ФРАГМЕНТ ДОКУМЕНТА:

================================

Устав скитского жития Нила Сорского

Признавая изощренность античной «пайдейи» и восточных психотехник, нельзя отрицать значимости христианского «пастырства плоти» в управлении душевными страстями и желаниями. Развитие культуры сопровождалось обогащением душевного мира индивидов. Уже не только любовь и голод, но и другие желания обуревали человека. Их чрезмерное проявление создавало препятствия для коммуникации и нуждалось в нормализации. Определяющим является состояние и особенности общественной ткани, в которых живут люди, т. е. то, что Н. Элиас называл процессом цивилизации. Сравнивая христианские и светские (придворные) практики цивилизации, вовлекая в это сравнение языческие обычаи, следует воздержаться от их однозначной негативной или позитивной оценки. Нормы и табу, аскетические или цивилизационные техники ― все они складываются в рамках той или иной общественной ткани и должны расцениваться как коммуникативные медиумы. С этой точки зрения можно преодолеть кажущуюся несовместимость между нравами и обычаями «диких» и «цивилизованных» народов. Табу дикарей, рыцарский этос, придворный этикет и наша «политкорректность», конечно, отличаются по форме и содержанию, но располагаются на одной линии эволюции коммуникативных медиумов, обеспечивающих нормализацию поведения и делающих возможным общество.

Христианство вносит в культуру нечто совершенно иное по сравнению с античной «ученостью». Ранние христиане назвали грехом и похотью все, что было рафинировано и культивировано в рамках высоких культур Европы и Азии. Каким бы учтивым образом ни добивались мужчины расположения женщин, каким бы законным и честным способом люди ни добивались богатства и славы ― все это не имело никакого значения и объявлялось греховным, в лучшем случае суетным. Не означает ли это отрицание цивилизационного процесса?

Почему европейское человечество приняло правила весьма рискованной игры, которую предложило христианство? Как показывает история, решение Константина не было ошибкой. Именно благодаря христианству Священная Римская империя на Западе и Византийская империя на Востоке существовали столь долгое время. Император как наместник Бога на Земле получил дополнительную власть над подданными. Превращение христианства в государственную религию сопровождалось его существенной трансформацией. Время от времени возникали попытки возрождения ранних аскетических идеалов. Но все-таки расценивать старцев, даже афонских или заволжских, исключительно как хранителей и продолжателей евангельского жития было бы неправильно. Святые подвижники, хоть и уходили от мира, но он жил в них, ибо они были его порождением. Поэтому объяснения требует отречение от мира и его благ, названных христианами соблазнами, строительство могущественных империй на Земле.? Чтобы быть последовательным христианином, нужно отречься от себя и довериться Богу. С одной стороны, пожертвовать краткой земной жизнью ради будущей вечной жизни ― это выгодная инвестиция, но, с другой стороны, весьма рискованная. Кажется, старцы склонялись к ее принятию, в то время как официальная церковь действовала более осторожно. Иерархи католицизма боролись за власть и даже продавали индульгенции. Лютер, хотя и проповедовал, что никто не спасется за исключением немногих избранных, тем не менее, активно противодействовал политике Рима. На этом фоне старцы, и особенно молчальники ― нестяжатели, кажутся ортодоксами древней традиции «скитского жительства».

================================

ИСХОДНЫЕ ДАННЫЕ:
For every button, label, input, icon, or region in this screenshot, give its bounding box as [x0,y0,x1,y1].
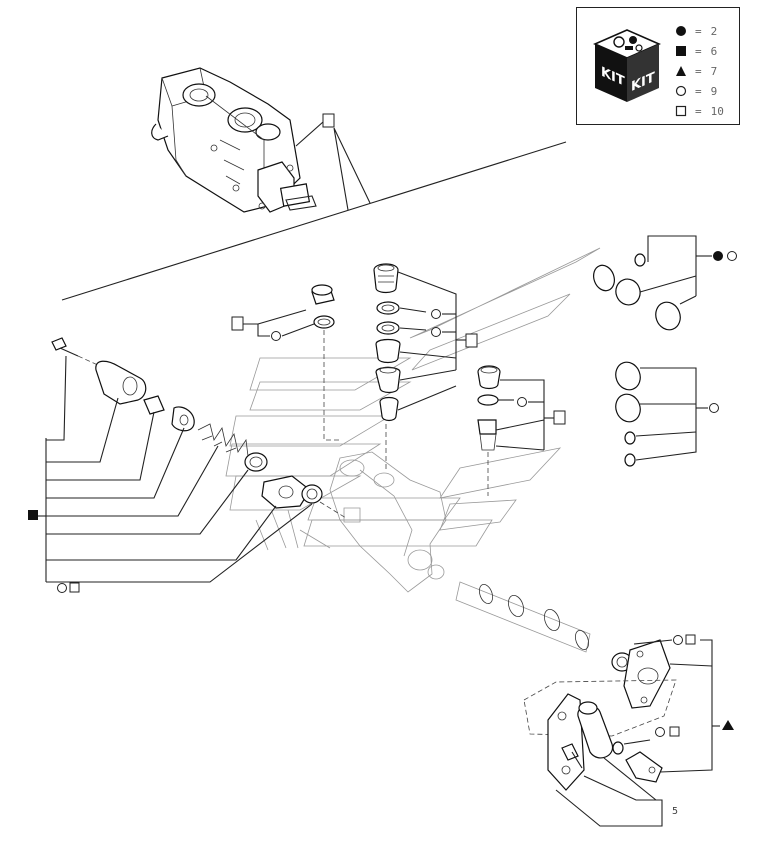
open-circle-icon [675,85,687,97]
open-circle-icon [673,635,683,645]
filled-triangle-icon [722,720,734,730]
legend-value: 10 [710,104,724,118]
legend-value: 2 [710,24,718,38]
bottom-right-actuator: 5 [523,634,734,827]
legend-value: 7 [710,64,718,78]
legend-eq: = [695,44,703,58]
legend-row-filled-triangle: = 7 [675,62,717,80]
right-plug-group [477,365,566,496]
spool [455,581,591,653]
legend-row-filled-square: = 6 [675,42,717,60]
open-square-icon [669,726,680,737]
right-middle-orings [615,361,719,467]
open-square-icon [675,105,687,117]
kit-legend: KIT KIT = 2 = 6 = 7 = 9 = 10 [576,7,740,125]
assembled-valve-section [151,67,371,213]
legend-eq: = [695,64,703,78]
plunger-callout-label: 5 [672,806,678,817]
filled-square-icon [28,510,38,520]
open-circle-icon [271,331,281,341]
open-square-icon [69,582,80,593]
top-right-orings [593,235,737,331]
legend-row-open-square: = 10 [675,102,724,120]
open-circle-icon [431,327,441,337]
filled-square-icon [676,46,686,56]
legend-row-filled-circle: = 2 [675,22,717,40]
open-circle-icon [517,397,527,407]
left-leader-bracket [28,355,313,593]
legend-row-open-circle: = 9 [675,82,717,100]
open-square-icon [685,634,696,645]
filled-circle-icon [713,251,723,261]
legend-value: 9 [710,84,718,98]
open-circle-icon [655,727,665,737]
filled-triangle-icon [676,66,686,76]
legend-value: 6 [710,44,718,58]
open-circle-icon [709,403,719,413]
small-plug-group [231,284,340,441]
stacked-plug-group [373,263,478,472]
open-circle-icon [57,583,67,593]
kit-box-icon: KIT KIT [593,29,661,102]
separator-line [61,141,567,301]
open-circle-icon [727,251,737,261]
valve-body-ghost [225,247,601,593]
open-circle-icon [431,309,441,319]
legend-eq: = [695,24,703,38]
left-parts-chain [51,337,347,519]
legend-eq: = [695,84,703,98]
legend-eq: = [695,104,703,118]
filled-circle-icon [676,26,686,36]
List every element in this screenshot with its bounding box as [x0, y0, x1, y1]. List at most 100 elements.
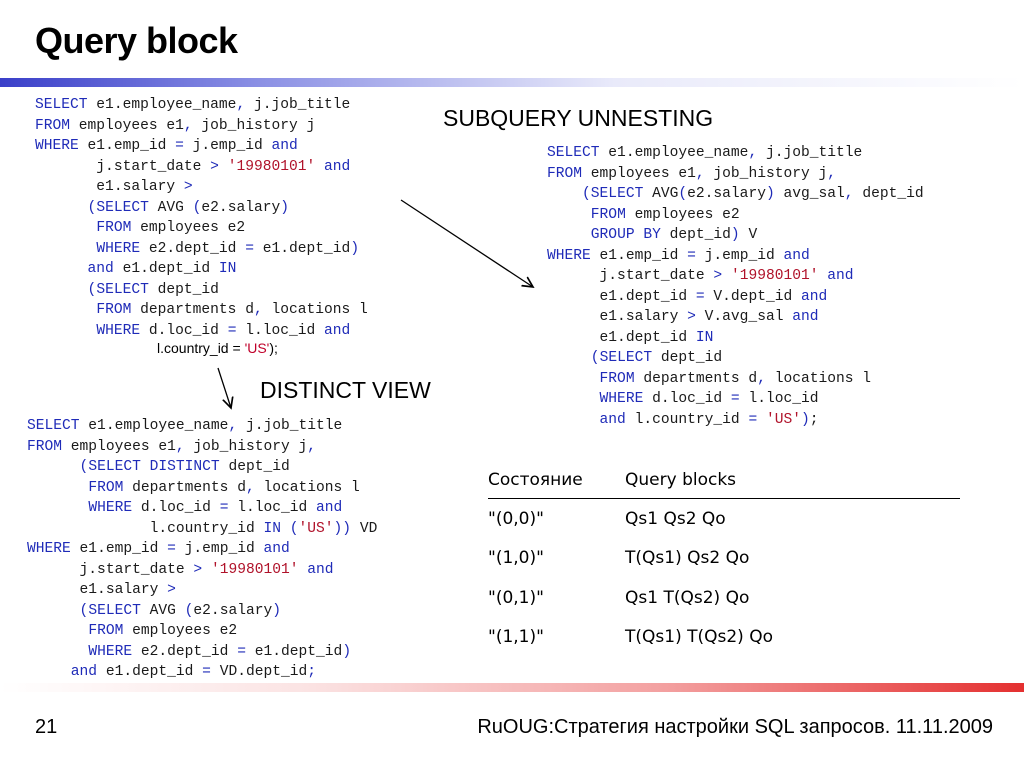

================================

СПИСОК ЗАДАНИЙ:
1/ Благодаря чему, согласно фрагменту документа, Священная Римская империя и Византийская империя существовали столь долгое время?
2/ Почему, по словам фрагмента документа, неправильно считать старцев исключительно хранителями и продолжателями евангельского жития?

ОТВЕТЫ:
1/ Благодаря христианству.

2/ Святые подвижники уходили от мира, но мир продолжал жить в них, потому что они были его порождением.